─── Recorded information

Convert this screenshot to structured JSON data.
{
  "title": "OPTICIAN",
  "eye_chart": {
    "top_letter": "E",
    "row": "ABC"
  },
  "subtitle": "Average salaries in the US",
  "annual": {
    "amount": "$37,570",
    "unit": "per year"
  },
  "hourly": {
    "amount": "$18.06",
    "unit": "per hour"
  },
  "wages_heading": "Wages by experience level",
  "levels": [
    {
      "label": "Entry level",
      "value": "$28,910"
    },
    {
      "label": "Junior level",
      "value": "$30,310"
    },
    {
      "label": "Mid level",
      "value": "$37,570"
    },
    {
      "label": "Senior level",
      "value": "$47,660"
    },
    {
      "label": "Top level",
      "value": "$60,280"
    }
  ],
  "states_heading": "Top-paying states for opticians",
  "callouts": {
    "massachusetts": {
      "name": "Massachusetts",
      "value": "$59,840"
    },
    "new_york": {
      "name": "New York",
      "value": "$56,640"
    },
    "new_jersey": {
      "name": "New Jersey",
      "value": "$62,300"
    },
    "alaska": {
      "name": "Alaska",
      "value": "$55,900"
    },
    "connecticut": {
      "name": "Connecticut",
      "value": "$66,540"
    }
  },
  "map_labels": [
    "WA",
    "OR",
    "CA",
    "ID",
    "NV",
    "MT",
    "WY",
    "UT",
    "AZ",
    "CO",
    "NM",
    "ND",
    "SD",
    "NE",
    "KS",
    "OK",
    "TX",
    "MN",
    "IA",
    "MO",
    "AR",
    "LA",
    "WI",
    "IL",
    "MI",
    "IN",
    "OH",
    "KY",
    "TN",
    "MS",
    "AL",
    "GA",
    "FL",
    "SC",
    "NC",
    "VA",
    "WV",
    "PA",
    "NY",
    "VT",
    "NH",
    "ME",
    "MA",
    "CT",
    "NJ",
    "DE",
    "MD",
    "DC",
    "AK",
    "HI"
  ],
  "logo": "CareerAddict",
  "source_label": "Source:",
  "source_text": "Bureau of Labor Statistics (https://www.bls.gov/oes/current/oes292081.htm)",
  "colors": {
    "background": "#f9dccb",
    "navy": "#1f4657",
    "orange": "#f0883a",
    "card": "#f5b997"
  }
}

──────
─── Recorded information

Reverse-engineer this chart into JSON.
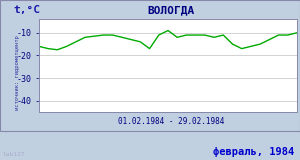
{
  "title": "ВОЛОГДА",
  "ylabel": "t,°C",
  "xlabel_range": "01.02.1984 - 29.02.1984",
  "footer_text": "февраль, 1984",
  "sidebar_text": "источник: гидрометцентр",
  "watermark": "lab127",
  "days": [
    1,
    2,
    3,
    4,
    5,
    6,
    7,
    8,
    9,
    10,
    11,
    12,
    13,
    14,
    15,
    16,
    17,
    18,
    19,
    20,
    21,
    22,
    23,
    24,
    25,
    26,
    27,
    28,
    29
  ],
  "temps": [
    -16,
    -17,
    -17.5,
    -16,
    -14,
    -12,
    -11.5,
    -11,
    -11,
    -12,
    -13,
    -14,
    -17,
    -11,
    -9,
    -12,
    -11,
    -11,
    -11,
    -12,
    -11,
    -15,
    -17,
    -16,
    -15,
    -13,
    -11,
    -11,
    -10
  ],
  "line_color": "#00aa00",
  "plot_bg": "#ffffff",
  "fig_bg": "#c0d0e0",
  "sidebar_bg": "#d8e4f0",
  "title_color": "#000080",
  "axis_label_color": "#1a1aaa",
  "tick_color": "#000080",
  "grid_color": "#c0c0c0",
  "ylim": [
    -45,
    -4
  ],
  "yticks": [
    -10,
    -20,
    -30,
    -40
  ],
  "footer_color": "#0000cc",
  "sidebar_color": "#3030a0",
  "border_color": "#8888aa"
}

──────

Request —
Where a line holds "name", copy that line.

Full answer —
      "name": "Massachusetts",
      "name": "New York",
      "name": "New Jersey",
      "name": "Alaska",
      "name": "Connecticut",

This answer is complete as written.